▶ [Exercise objective]:
Please report every line from the material that contains the word "give".

··· Stored records

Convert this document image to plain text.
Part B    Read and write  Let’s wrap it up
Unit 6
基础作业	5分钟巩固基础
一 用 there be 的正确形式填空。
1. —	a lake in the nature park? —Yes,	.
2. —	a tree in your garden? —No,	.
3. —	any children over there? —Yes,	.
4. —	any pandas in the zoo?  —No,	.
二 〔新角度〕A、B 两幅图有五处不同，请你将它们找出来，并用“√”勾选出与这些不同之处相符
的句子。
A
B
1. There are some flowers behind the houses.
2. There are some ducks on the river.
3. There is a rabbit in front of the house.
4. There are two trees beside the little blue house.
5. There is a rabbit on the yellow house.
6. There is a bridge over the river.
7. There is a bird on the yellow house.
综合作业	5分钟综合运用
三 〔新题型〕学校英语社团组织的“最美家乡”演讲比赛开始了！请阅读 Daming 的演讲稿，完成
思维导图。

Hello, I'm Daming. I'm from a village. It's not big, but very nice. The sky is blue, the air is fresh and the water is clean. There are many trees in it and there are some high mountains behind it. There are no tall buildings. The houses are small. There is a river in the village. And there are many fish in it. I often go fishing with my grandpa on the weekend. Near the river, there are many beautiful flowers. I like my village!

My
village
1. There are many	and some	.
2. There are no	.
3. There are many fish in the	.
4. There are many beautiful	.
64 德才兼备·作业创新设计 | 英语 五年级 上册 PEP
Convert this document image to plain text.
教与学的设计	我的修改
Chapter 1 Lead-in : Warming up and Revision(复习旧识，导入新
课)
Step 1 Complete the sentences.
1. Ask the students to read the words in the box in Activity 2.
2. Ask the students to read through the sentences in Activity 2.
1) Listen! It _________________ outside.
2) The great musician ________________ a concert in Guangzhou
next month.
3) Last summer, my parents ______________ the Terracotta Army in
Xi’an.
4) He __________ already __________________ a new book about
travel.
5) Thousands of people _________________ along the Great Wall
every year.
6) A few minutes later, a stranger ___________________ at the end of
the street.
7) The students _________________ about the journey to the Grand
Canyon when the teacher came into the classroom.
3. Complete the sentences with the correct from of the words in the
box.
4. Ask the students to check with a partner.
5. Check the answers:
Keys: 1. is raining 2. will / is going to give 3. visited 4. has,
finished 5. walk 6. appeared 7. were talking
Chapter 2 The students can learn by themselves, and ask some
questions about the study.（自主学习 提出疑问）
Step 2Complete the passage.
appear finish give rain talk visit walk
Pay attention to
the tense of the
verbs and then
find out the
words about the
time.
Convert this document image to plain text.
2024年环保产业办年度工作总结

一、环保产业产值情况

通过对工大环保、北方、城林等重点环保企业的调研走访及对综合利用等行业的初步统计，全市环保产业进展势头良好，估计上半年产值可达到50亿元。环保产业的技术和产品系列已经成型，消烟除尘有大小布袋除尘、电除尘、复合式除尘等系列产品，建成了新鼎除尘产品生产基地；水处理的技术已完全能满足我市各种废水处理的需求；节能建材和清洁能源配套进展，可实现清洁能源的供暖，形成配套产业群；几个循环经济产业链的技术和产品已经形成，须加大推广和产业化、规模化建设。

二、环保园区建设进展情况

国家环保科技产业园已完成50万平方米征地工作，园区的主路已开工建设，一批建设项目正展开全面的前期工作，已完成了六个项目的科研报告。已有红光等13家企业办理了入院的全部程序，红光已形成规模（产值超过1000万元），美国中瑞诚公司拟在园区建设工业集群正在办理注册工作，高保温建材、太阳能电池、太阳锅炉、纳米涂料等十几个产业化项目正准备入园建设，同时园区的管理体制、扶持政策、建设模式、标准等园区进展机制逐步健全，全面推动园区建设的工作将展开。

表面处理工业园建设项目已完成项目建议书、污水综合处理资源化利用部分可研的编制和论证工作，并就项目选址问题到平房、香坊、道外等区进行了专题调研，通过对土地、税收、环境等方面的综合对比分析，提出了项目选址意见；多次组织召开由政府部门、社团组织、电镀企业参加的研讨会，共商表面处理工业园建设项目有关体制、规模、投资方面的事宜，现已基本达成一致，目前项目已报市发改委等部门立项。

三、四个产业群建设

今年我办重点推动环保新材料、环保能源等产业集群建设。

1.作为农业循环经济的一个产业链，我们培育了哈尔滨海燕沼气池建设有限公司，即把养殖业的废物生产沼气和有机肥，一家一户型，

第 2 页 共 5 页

······

▶ [Worked answer]:
Keys: 1. is raining 2. will / is going to give 3. visited 4. has,
appear finish give rain talk visit walk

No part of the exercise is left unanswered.